◆ EXERCISE:
Write the material out again exactly as it stands.
━━━ AVAILABLE RECORDS
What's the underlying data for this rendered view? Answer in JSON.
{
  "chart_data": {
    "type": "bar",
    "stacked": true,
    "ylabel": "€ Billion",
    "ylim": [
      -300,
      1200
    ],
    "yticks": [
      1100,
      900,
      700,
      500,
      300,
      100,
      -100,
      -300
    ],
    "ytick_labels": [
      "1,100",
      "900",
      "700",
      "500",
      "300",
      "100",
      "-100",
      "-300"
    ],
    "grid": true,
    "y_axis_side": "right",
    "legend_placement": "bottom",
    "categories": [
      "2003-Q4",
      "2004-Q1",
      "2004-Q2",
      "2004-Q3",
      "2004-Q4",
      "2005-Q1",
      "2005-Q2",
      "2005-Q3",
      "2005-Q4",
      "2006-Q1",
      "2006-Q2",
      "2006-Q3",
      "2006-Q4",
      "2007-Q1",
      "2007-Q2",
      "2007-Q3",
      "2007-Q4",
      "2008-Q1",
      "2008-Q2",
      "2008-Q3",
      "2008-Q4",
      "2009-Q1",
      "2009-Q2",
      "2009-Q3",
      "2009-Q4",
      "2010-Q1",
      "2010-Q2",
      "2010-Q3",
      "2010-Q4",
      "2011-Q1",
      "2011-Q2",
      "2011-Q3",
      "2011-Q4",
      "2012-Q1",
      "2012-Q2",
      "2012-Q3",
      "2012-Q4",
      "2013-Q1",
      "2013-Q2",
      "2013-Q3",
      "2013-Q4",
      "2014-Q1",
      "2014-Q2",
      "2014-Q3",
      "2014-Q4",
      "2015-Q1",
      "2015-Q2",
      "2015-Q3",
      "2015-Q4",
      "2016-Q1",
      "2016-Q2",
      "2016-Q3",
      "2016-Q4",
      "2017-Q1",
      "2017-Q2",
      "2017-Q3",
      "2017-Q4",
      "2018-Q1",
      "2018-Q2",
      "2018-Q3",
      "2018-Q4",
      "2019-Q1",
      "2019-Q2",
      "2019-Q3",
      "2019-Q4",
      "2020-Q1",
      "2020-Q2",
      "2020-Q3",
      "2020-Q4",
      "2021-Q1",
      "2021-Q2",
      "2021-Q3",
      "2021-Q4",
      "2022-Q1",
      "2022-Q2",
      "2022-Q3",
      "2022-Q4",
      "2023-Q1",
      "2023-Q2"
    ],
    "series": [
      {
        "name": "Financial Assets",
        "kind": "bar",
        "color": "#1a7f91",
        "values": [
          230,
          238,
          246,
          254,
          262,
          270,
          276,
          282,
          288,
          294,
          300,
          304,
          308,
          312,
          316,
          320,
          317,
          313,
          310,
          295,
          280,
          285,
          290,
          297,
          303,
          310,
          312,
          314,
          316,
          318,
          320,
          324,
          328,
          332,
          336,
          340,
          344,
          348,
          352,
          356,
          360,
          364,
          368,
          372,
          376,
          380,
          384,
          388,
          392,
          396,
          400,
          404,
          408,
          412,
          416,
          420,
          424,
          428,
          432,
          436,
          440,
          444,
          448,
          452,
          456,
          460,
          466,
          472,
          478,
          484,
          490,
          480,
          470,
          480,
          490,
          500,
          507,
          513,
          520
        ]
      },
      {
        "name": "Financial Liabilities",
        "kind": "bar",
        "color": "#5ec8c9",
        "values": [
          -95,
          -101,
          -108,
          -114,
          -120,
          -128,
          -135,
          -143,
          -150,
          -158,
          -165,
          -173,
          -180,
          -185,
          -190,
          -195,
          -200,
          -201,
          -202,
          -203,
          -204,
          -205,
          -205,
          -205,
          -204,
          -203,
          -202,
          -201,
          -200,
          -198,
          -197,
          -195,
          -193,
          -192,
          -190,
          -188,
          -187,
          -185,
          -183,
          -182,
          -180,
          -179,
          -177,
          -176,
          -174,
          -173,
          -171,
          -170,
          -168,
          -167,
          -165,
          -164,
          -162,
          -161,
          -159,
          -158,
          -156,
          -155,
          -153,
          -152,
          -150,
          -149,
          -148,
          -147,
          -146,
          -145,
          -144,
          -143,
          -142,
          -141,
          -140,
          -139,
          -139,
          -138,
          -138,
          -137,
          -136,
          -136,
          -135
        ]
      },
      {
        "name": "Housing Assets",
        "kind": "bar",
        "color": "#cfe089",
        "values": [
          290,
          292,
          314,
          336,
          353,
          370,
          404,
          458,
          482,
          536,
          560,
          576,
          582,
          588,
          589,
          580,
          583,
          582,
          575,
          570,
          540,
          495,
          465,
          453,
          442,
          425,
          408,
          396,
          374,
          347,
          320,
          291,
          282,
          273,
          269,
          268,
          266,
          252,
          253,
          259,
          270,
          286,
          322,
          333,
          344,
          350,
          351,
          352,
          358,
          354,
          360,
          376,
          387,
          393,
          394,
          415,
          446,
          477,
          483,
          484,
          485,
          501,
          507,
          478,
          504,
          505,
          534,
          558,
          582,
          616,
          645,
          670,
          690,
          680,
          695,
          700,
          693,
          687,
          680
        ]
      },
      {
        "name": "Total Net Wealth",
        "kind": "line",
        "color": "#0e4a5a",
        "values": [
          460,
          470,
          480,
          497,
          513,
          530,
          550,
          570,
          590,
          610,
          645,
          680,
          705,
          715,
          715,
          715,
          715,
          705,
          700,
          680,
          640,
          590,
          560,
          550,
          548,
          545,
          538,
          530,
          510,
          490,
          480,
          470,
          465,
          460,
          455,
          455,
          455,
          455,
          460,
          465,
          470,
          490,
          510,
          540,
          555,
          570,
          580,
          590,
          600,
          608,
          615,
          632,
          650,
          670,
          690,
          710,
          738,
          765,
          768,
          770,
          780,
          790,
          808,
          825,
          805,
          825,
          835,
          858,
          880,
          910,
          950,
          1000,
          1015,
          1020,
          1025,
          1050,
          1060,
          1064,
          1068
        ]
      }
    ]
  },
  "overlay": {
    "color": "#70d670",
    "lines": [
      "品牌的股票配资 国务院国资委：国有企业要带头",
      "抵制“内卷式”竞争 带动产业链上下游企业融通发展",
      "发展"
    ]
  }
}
━━━━━━
◆ RESPONSE TO THIS TASK:
What's the underlying data for this rendered view? Answer in JSON.
{
  "chart_data": {
    "type": "bar",
    "stacked": true,
    "ylabel": "€ Billion",
    "ylim": [
      -300,
      1200
    ],
    "yticks": [
      1100,
      900,
      700,
      500,
      300,
      100,
      -100,
      -300
    ],
    "ytick_labels": [
      "1,100",
      "900",
      "700",
      "500",
      "300",
      "100",
      "-100",
      "-300"
    ],
    "grid": true,
    "y_axis_side": "right",
    "legend_placement": "bottom",
    "categories": [
      "2003-Q4",
      "2004-Q1",
      "2004-Q2",
      "2004-Q3",
      "2004-Q4",
      "2005-Q1",
      "2005-Q2",
      "2005-Q3",
      "2005-Q4",
      "2006-Q1",
      "2006-Q2",
      "2006-Q3",
      "2006-Q4",
      "2007-Q1",
      "2007-Q2",
      "2007-Q3",
      "2007-Q4",
      "2008-Q1",
      "2008-Q2",
      "2008-Q3",
      "2008-Q4",
      "2009-Q1",
      "2009-Q2",
      "2009-Q3",
      "2009-Q4",
      "2010-Q1",
      "2010-Q2",
      "2010-Q3",
      "2010-Q4",
      "2011-Q1",
      "2011-Q2",
      "2011-Q3",
      "2011-Q4",
      "2012-Q1",
      "2012-Q2",
      "2012-Q3",
      "2012-Q4",
      "2013-Q1",
      "2013-Q2",
      "2013-Q3",
      "2013-Q4",
      "2014-Q1",
      "2014-Q2",
      "2014-Q3",
      "2014-Q4",
      "2015-Q1",
      "2015-Q2",
      "2015-Q3",
      "2015-Q4",
      "2016-Q1",
      "2016-Q2",
      "2016-Q3",
      "2016-Q4",
      "2017-Q1",
      "2017-Q2",
      "2017-Q3",
      "2017-Q4",
      "2018-Q1",
      "2018-Q2",
      "2018-Q3",
      "2018-Q4",
      "2019-Q1",
      "2019-Q2",
      "2019-Q3",
      "2019-Q4",
      "2020-Q1",
      "2020-Q2",
      "2020-Q3",
      "2020-Q4",
      "2021-Q1",
      "2021-Q2",
      "2021-Q3",
      "2021-Q4",
      "2022-Q1",
      "2022-Q2",
      "2022-Q3",
      "2022-Q4",
      "2023-Q1",
      "2023-Q2"
    ],
    "series": [
      {
        "name": "Financial Assets",
        "kind": "bar",
        "color": "#1a7f91",
        "values": [
          230,
          238,
          246,
          254,
          262,
          270,
          276,
          282,
          288,
          294,
          300,
          304,
          308,
          312,
          316,
          320,
          317,
          313,
          310,
          295,
          280,
          285,
          290,
          297,
          303,
          310,
          312,
          314,
          316,
          318,
          320,
          324,
          328,
          332,
          336,
          340,
          344,
          348,
          352,
          356,
          360,
          364,
          368,
          372,
          376,
          380,
          384,
          388,
          392,
          396,
          400,
          404,
          408,
          412,
          416,
          420,
          424,
          428,
          432,
          436,
          440,
          444,
          448,
          452,
          456,
          460,
          466,
          472,
          478,
          484,
          490,
          480,
          470,
          480,
          490,
          500,
          507,
          513,
          520
        ]
      },
      {
        "name": "Financial Liabilities",
        "kind": "bar",
        "color": "#5ec8c9",
        "values": [
          -95,
          -101,
          -108,
          -114,
          -120,
          -128,
          -135,
          -143,
          -150,
          -158,
          -165,
          -173,
          -180,
          -185,
          -190,
          -195,
          -200,
          -201,
          -202,
          -203,
          -204,
          -205,
          -205,
          -205,
          -204,
          -203,
          -202,
          -201,
          -200,
          -198,
          -197,
          -195,
          -193,
          -192,
          -190,
          -188,
          -187,
          -185,
          -183,
          -182,
          -180,
          -179,
          -177,
          -176,
          -174,
          -173,
          -171,
          -170,
          -168,
          -167,
          -165,
          -164,
          -162,
          -161,
          -159,
          -158,
          -156,
          -155,
          -153,
          -152,
          -150,
          -149,
          -148,
          -147,
          -146,
          -145,
          -144,
          -143,
          -142,
          -141,
          -140,
          -139,
          -139,
          -138,
          -138,
          -137,
          -136,
          -136,
          -135
        ]
      },
      {
        "name": "Housing Assets",
        "kind": "bar",
        "color": "#cfe089",
        "values": [
          290,
          292,
          314,
          336,
          353,
          370,
          404,
          458,
          482,
          536,
          560,
          576,
          582,
          588,
          589,
          580,
          583,
          582,
          575,
          570,
          540,
          495,
          465,
          453,
          442,
          425,
          408,
          396,
          374,
          347,
          320,
          291,
          282,
          273,
          269,
          268,
          266,
          252,
          253,
          259,
          270,
          286,
          322,
          333,
          344,
          350,
          351,
          352,
          358,
          354,
          360,
          376,
          387,
          393,
          394,
          415,
          446,
          477,
          483,
          484,
          485,
          501,
          507,
          478,
          504,
          505,
          534,
          558,
          582,
          616,
          645,
          670,
          690,
          680,
          695,
          700,
          693,
          687,
          680
        ]
      },
      {
        "name": "Total Net Wealth",
        "kind": "line",
        "color": "#0e4a5a",
        "values": [
          460,
          470,
          480,
          497,
          513,
          530,
          550,
          570,
          590,
          610,
          645,
          680,
          705,
          715,
          715,
          715,
          715,
          705,
          700,
          680,
          640,
          590,
          560,
          550,
          548,
          545,
          538,
          530,
          510,
          490,
          480,
          470,
          465,
          460,
          455,
          455,
          455,
          455,
          460,
          465,
          470,
          490,
          510,
          540,
          555,
          570,
          580,
          590,
          600,
          608,
          615,
          632,
          650,
          670,
          690,
          710,
          738,
          765,
          768,
          770,
          780,
          790,
          808,
          825,
          805,
          825,
          835,
          858,
          880,
          910,
          950,
          1000,
          1015,
          1020,
          1025,
          1050,
          1060,
          1064,
          1068
        ]
      }
    ]
  },
  "overlay": {
    "color": "#70d670",
    "lines": [
      "品牌的股票配资 国务院国资委：国有企业要带头",
      "抵制“内卷式”竞争 带动产业链上下游企业融通发展",
      "发展"
    ]
  }
}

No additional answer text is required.